(Entries taken from a collection)
◇ ◇ ◇ ◇

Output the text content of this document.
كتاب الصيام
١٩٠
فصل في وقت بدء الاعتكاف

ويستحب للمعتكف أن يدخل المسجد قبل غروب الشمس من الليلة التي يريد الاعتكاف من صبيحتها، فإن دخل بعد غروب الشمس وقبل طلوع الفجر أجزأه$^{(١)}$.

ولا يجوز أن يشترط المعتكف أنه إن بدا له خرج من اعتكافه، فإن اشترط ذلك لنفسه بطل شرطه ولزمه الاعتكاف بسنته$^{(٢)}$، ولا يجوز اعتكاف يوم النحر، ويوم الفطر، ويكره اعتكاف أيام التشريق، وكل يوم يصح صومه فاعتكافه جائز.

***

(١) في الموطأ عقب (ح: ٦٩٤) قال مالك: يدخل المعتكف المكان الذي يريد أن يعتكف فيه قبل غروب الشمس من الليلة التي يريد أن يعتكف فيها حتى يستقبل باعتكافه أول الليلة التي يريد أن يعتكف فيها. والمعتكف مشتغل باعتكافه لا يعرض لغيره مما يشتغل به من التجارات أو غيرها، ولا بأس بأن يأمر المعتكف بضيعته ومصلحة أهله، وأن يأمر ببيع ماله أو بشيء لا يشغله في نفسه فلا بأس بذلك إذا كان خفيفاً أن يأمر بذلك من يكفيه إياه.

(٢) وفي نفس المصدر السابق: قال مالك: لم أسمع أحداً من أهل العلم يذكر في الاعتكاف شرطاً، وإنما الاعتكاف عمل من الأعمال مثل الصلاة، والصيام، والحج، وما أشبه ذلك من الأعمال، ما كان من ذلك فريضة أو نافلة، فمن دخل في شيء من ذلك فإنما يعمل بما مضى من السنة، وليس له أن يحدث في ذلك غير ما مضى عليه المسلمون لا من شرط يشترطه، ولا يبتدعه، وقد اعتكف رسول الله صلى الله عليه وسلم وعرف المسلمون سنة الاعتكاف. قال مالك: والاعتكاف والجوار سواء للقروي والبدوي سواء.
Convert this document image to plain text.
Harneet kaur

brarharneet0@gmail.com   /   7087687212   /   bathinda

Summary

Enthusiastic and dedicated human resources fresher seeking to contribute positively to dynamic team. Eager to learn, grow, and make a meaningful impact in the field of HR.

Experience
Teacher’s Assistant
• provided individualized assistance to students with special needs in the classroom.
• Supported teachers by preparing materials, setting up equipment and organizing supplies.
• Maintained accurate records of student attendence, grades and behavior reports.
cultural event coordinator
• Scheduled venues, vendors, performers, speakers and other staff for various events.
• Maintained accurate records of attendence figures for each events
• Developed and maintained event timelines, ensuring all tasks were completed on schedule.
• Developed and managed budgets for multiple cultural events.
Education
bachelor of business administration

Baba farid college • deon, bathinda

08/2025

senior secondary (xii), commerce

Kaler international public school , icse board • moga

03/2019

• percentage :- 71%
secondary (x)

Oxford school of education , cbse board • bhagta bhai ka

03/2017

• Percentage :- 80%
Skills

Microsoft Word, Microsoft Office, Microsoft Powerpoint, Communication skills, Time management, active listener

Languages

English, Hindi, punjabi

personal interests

◇ ◇ ◇ ◇

### Written task
In the entries above, find the line containing "Convert this document image to plain text.". Set down that line and every line after it through the last one, exactly and alone.

### Exercise answer
Convert this document image to plain text.
Harneet kaur

brarharneet0@gmail.com   /   7087687212   /   bathinda

Summary

Enthusiastic and dedicated human resources fresher seeking to contribute positively to dynamic team. Eager to learn, grow, and make a meaningful impact in the field of HR.

Experience
Teacher’s Assistant
• provided individualized assistance to students with special needs in the classroom.
• Supported teachers by preparing materials, setting up equipment and organizing supplies.
• Maintained accurate records of student attendence, grades and behavior reports.
cultural event coordinator
• Scheduled venues, vendors, performers, speakers and other staff for various events.
• Maintained accurate records of attendence figures for each events
• Developed and maintained event timelines, ensuring all tasks were completed on schedule.
• Developed and managed budgets for multiple cultural events.
Education
bachelor of business administration

Baba farid college • deon, bathinda

08/2025

senior secondary (xii), commerce

Kaler international public school , icse board • moga

03/2019

• percentage :- 71%
secondary (x)

Oxford school of education , cbse board • bhagta bhai ka

03/2017

• Percentage :- 80%
Skills

Microsoft Word, Microsoft Office, Microsoft Powerpoint, Communication skills, Time management, active listener

Languages

English, Hindi, punjabi

personal interests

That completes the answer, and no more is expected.